== Work to do ==
Without including any pictures, copy each entry below exactly.

- - - - - - -

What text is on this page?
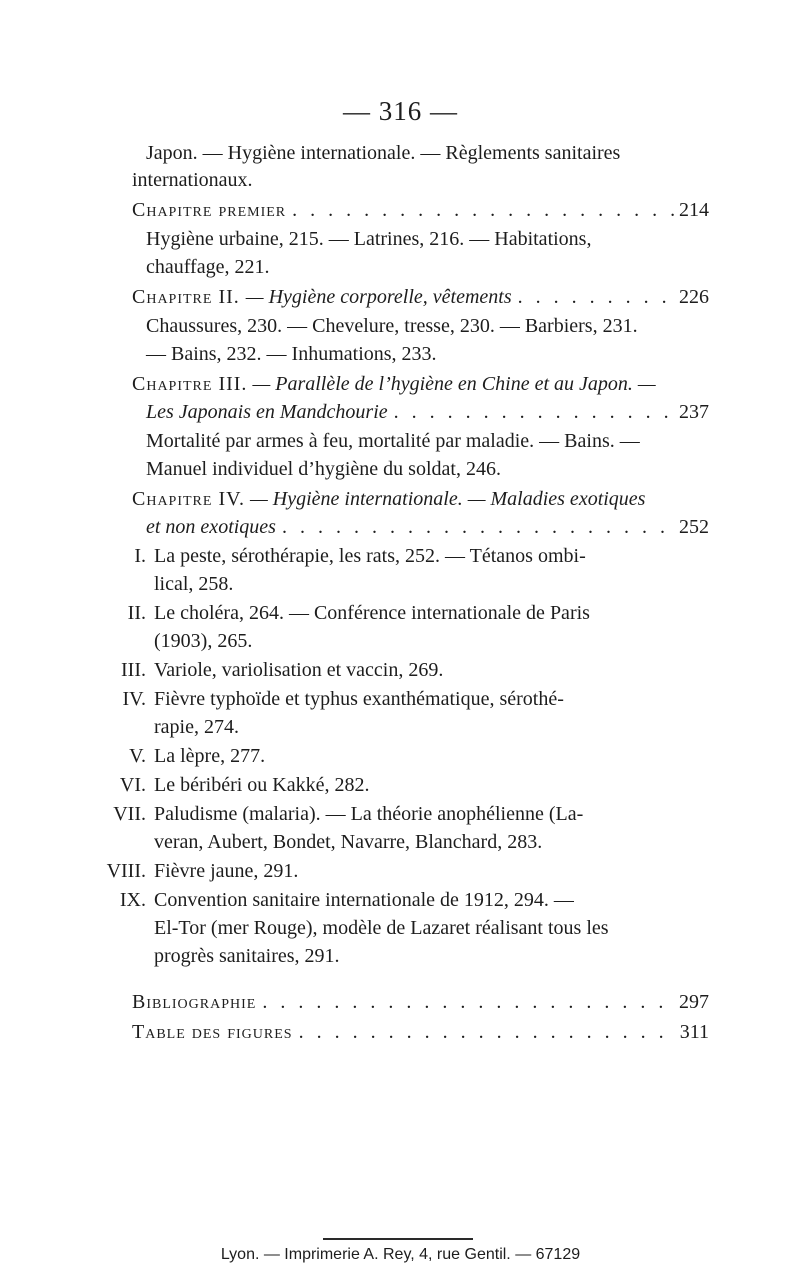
— 316 —
Japon. — Hygiène internationale. — Règlements sanitaires
internationaux.
Chapitre premier . . .	214
Hygiène urbaine, 215. — Latrines, 216. — Habitations,
chauffage, 221.
Chapitre II. — Hygiène corporelle, vêtements . . .	226
Chaussures, 230. — Chevelure, tresse, 230. — Barbiers, 231.
— Bains, 232. — Inhumations, 233.
Chapitre III. — Parallèle de l’hygiène en Chine et au Japon. —
Les Japonais en Mandchourie . . .	237
Mortalité par armes à feu, mortalité par maladie. — Bains. —
Manuel individuel d’hygiène du soldat, 246.
Chapitre IV. — Hygiène internationale. — Maladies exotiques
et non exotiques . . .	252
I. La peste, sérothérapie, les rats, 252. — Tétanos ombi-
lical, 258.
II. Le choléra, 264. — Conférence internationale de Paris
(1903), 265.
III. Variole, variolisation et vaccin, 269.
IV. Fièvre typhoïde et typhus exanthématique, sérothé-
rapie, 274.
V. La lèpre, 277.
VI. Le béribéri ou Kakké, 282.
VII. Paludisme (malaria). — La théorie anophélienne (La-
veran, Aubert, Bondet, Navarre, Blanchard, 283.
VIII. Fièvre jaune, 291.
IX. Convention sanitaire internationale de 1912, 294. —
El-Tor (mer Rouge), modèle de Lazaret réalisant tous les
progrès sanitaires, 291.
Bibliographie . . .	297
Table des figures . . .	311
Lyon. — Imprimerie A. Rey, 4, rue Gentil. — 67129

- - - - - - -

== Response to this exercise ==
What text is on this page?
— 316 —
Japon. — Hygiène internationale. — Règlements sanitaires
internationaux.
Chapitre premier . . .	214
Hygiène urbaine, 215. — Latrines, 216. — Habitations,
chauffage, 221.
Chapitre II. — Hygiène corporelle, vêtements . . .	226
Chaussures, 230. — Chevelure, tresse, 230. — Barbiers, 231.
— Bains, 232. — Inhumations, 233.
Chapitre III. — Parallèle de l’hygiène en Chine et au Japon. —
Les Japonais en Mandchourie . . .	237
Mortalité par armes à feu, mortalité par maladie. — Bains. —
Manuel individuel d’hygiène du soldat, 246.
Chapitre IV. — Hygiène internationale. — Maladies exotiques
et non exotiques . . .	252
I. La peste, sérothérapie, les rats, 252. — Tétanos ombi-
lical, 258.
II. Le choléra, 264. — Conférence internationale de Paris
(1903), 265.
III. Variole, variolisation et vaccin, 269.
IV. Fièvre typhoïde et typhus exanthématique, sérothé-
rapie, 274.
V. La lèpre, 277.
VI. Le béribéri ou Kakké, 282.
VII. Paludisme (malaria). — La théorie anophélienne (La-
veran, Aubert, Bondet, Navarre, Blanchard, 283.
VIII. Fièvre jaune, 291.
IX. Convention sanitaire internationale de 1912, 294. —
El-Tor (mer Rouge), modèle de Lazaret réalisant tous les
progrès sanitaires, 291.
Bibliographie . . .	297
Table des figures . . .	311
Lyon. — Imprimerie A. Rey, 4, rue Gentil. — 67129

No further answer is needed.